▶ [GIVEN ENTRIES]
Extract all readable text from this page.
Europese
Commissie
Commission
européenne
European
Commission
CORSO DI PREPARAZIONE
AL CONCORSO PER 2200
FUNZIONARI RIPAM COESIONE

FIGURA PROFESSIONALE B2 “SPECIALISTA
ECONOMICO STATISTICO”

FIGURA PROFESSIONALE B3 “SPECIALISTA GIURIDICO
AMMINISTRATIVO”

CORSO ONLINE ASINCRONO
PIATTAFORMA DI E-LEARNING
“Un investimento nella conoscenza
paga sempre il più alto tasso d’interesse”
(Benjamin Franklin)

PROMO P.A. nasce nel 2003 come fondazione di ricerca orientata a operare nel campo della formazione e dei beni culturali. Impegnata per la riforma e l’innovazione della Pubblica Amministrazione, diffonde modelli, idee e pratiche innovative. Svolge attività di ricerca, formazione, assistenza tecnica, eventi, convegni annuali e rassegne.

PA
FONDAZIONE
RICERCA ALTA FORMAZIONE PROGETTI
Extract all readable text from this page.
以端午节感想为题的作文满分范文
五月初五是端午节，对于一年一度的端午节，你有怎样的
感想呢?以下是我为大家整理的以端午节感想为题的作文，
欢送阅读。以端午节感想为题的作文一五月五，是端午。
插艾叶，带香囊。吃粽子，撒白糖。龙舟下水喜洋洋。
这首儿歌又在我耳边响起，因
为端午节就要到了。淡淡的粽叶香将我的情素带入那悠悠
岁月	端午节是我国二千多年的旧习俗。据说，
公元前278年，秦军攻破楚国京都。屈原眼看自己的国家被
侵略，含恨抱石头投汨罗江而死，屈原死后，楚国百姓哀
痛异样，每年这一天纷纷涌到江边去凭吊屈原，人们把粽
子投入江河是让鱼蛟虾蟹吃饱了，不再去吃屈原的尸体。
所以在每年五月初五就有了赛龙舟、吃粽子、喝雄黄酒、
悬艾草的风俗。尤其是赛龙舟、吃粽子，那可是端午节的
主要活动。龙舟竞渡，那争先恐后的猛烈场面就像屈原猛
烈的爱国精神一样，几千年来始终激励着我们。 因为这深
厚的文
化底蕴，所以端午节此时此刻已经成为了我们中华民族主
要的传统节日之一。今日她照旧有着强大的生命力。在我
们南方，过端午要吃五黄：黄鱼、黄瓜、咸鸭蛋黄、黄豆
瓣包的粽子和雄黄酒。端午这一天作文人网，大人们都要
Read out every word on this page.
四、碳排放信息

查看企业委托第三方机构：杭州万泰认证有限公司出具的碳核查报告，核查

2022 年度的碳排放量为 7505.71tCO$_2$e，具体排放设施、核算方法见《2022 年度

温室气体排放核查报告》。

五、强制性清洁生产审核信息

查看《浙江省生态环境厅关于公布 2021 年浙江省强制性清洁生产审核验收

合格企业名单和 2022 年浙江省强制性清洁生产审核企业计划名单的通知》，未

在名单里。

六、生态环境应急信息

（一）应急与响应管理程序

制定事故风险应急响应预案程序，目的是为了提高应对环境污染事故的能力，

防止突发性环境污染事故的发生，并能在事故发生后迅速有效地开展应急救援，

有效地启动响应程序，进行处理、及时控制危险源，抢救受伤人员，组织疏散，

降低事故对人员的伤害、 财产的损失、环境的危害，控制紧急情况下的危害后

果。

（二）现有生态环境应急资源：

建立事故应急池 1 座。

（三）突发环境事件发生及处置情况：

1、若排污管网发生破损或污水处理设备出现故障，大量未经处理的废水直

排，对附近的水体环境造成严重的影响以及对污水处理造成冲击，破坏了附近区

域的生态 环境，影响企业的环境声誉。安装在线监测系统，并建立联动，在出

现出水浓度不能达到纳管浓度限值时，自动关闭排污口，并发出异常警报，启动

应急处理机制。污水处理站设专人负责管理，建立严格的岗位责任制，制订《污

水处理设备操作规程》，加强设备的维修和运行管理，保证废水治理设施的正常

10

▶ [WORK INSTRUCTIONS] Quote every line of the data, word for word.

▶ [COMPLETED TASK]
Extract all readable text from this page.
Europese
Commissie
Commission
européenne
European
Commission
CORSO DI PREPARAZIONE
AL CONCORSO PER 2200
FUNZIONARI RIPAM COESIONE

FIGURA PROFESSIONALE B2 “SPECIALISTA
ECONOMICO STATISTICO”

FIGURA PROFESSIONALE B3 “SPECIALISTA GIURIDICO
AMMINISTRATIVO”

CORSO ONLINE ASINCRONO
PIATTAFORMA DI E-LEARNING
“Un investimento nella conoscenza
paga sempre il più alto tasso d’interesse”
(Benjamin Franklin)

PROMO P.A. nasce nel 2003 come fondazione di ricerca orientata a operare nel campo della formazione e dei beni culturali. Impegnata per la riforma e l’innovazione della Pubblica Amministrazione, diffonde modelli, idee e pratiche innovative. Svolge attività di ricerca, formazione, assistenza tecnica, eventi, convegni annuali e rassegne.

PA
FONDAZIONE
RICERCA ALTA FORMAZIONE PROGETTI
Extract all readable text from this page.
以端午节感想为题的作文满分范文
五月初五是端午节，对于一年一度的端午节，你有怎样的
感想呢?以下是我为大家整理的以端午节感想为题的作文，
欢送阅读。以端午节感想为题的作文一五月五，是端午。
插艾叶，带香囊。吃粽子，撒白糖。龙舟下水喜洋洋。
这首儿歌又在我耳边响起，因
为端午节就要到了。淡淡的粽叶香将我的情素带入那悠悠
岁月	端午节是我国二千多年的旧习俗。据说，
公元前278年，秦军攻破楚国京都。屈原眼看自己的国家被
侵略，含恨抱石头投汨罗江而死，屈原死后，楚国百姓哀
痛异样，每年这一天纷纷涌到江边去凭吊屈原，人们把粽
子投入江河是让鱼蛟虾蟹吃饱了，不再去吃屈原的尸体。
所以在每年五月初五就有了赛龙舟、吃粽子、喝雄黄酒、
悬艾草的风俗。尤其是赛龙舟、吃粽子，那可是端午节的
主要活动。龙舟竞渡，那争先恐后的猛烈场面就像屈原猛
烈的爱国精神一样，几千年来始终激励着我们。 因为这深
厚的文
化底蕴，所以端午节此时此刻已经成为了我们中华民族主
要的传统节日之一。今日她照旧有着强大的生命力。在我
们南方，过端午要吃五黄：黄鱼、黄瓜、咸鸭蛋黄、黄豆
瓣包的粽子和雄黄酒。端午这一天作文人网，大人们都要
Read out every word on this page.
四、碳排放信息

查看企业委托第三方机构：杭州万泰认证有限公司出具的碳核查报告，核查

2022 年度的碳排放量为 7505.71tCO$_2$e，具体排放设施、核算方法见《2022 年度

温室气体排放核查报告》。

五、强制性清洁生产审核信息

查看《浙江省生态环境厅关于公布 2021 年浙江省强制性清洁生产审核验收

合格企业名单和 2022 年浙江省强制性清洁生产审核企业计划名单的通知》，未

在名单里。

六、生态环境应急信息

（一）应急与响应管理程序

制定事故风险应急响应预案程序，目的是为了提高应对环境污染事故的能力，

防止突发性环境污染事故的发生，并能在事故发生后迅速有效地开展应急救援，

有效地启动响应程序，进行处理、及时控制危险源，抢救受伤人员，组织疏散，

降低事故对人员的伤害、 财产的损失、环境的危害，控制紧急情况下的危害后

果。

（二）现有生态环境应急资源：

建立事故应急池 1 座。

（三）突发环境事件发生及处置情况：

1、若排污管网发生破损或污水处理设备出现故障，大量未经处理的废水直

排，对附近的水体环境造成严重的影响以及对污水处理造成冲击，破坏了附近区

域的生态 环境，影响企业的环境声誉。安装在线监测系统，并建立联动，在出

现出水浓度不能达到纳管浓度限值时，自动关闭排污口，并发出异常警报，启动

应急处理机制。污水处理站设专人负责管理，建立严格的岗位责任制，制订《污

水处理设备操作规程》，加强设备的维修和运行管理，保证废水治理设施的正常

10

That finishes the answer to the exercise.